Dataset rows
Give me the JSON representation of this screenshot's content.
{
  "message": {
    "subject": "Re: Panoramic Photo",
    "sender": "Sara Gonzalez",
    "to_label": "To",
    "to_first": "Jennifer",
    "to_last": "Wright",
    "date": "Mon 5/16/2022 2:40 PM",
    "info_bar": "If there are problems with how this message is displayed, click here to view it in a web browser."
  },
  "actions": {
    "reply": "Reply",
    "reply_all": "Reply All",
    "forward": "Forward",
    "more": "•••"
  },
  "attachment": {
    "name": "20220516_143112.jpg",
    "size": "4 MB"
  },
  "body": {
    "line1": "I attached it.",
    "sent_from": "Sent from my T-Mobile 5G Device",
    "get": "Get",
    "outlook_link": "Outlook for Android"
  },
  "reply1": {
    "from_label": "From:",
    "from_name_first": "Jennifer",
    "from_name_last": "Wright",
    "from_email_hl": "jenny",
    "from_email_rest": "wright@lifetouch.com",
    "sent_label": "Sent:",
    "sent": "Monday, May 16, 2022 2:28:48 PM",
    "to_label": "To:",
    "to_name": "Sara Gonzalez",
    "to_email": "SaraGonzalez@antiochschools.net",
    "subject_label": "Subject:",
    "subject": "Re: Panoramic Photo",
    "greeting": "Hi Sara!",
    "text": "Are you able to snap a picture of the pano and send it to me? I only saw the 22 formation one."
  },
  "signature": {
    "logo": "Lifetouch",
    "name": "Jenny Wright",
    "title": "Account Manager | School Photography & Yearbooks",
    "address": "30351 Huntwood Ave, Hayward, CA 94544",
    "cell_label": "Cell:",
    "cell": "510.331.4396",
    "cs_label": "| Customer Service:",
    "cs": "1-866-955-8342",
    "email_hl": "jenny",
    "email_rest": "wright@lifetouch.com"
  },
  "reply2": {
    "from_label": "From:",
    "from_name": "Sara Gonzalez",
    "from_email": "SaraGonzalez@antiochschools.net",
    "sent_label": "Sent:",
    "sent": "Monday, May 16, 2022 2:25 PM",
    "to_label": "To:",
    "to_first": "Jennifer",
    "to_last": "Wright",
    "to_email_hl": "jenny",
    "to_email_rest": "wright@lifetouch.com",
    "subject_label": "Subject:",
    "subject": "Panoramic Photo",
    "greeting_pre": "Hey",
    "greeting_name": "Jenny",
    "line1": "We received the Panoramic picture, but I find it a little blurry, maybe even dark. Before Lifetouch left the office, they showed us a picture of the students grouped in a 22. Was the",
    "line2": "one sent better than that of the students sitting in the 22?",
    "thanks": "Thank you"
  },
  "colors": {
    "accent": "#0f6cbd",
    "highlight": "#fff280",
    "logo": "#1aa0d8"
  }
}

Instruction
The lines above should be duplicated exactly.

Final result
Give me the JSON representation of this screenshot's content.
{
  "message": {
    "subject": "Re: Panoramic Photo",
    "sender": "Sara Gonzalez",
    "to_label": "To",
    "to_first": "Jennifer",
    "to_last": "Wright",
    "date": "Mon 5/16/2022 2:40 PM",
    "info_bar": "If there are problems with how this message is displayed, click here to view it in a web browser."
  },
  "actions": {
    "reply": "Reply",
    "reply_all": "Reply All",
    "forward": "Forward",
    "more": "•••"
  },
  "attachment": {
    "name": "20220516_143112.jpg",
    "size": "4 MB"
  },
  "body": {
    "line1": "I attached it.",
    "sent_from": "Sent from my T-Mobile 5G Device",
    "get": "Get",
    "outlook_link": "Outlook for Android"
  },
  "reply1": {
    "from_label": "From:",
    "from_name_first": "Jennifer",
    "from_name_last": "Wright",
    "from_email_hl": "jenny",
    "from_email_rest": "wright@lifetouch.com",
    "sent_label": "Sent:",
    "sent": "Monday, May 16, 2022 2:28:48 PM",
    "to_label": "To:",
    "to_name": "Sara Gonzalez",
    "to_email": "SaraGonzalez@antiochschools.net",
    "subject_label": "Subject:",
    "subject": "Re: Panoramic Photo",
    "greeting": "Hi Sara!",
    "text": "Are you able to snap a picture of the pano and send it to me? I only saw the 22 formation one."
  },
  "signature": {
    "logo": "Lifetouch",
    "name": "Jenny Wright",
    "title": "Account Manager | School Photography & Yearbooks",
    "address": "30351 Huntwood Ave, Hayward, CA 94544",
    "cell_label": "Cell:",
    "cell": "510.331.4396",
    "cs_label": "| Customer Service:",
    "cs": "1-866-955-8342",
    "email_hl": "jenny",
    "email_rest": "wright@lifetouch.com"
  },
  "reply2": {
    "from_label": "From:",
    "from_name": "Sara Gonzalez",
    "from_email": "SaraGonzalez@antiochschools.net",
    "sent_label": "Sent:",
    "sent": "Monday, May 16, 2022 2:25 PM",
    "to_label": "To:",
    "to_first": "Jennifer",
    "to_last": "Wright",
    "to_email_hl": "jenny",
    "to_email_rest": "wright@lifetouch.com",
    "subject_label": "Subject:",
    "subject": "Panoramic Photo",
    "greeting_pre": "Hey",
    "greeting_name": "Jenny",
    "line1": "We received the Panoramic picture, but I find it a little blurry, maybe even dark. Before Lifetouch left the office, they showed us a picture of the students grouped in a 22. Was the",
    "line2": "one sent better than that of the students sitting in the 22?",
    "thanks": "Thank you"
  },
  "colors": {
    "accent": "#0f6cbd",
    "highlight": "#fff280",
    "logo": "#1aa0d8"
  }
}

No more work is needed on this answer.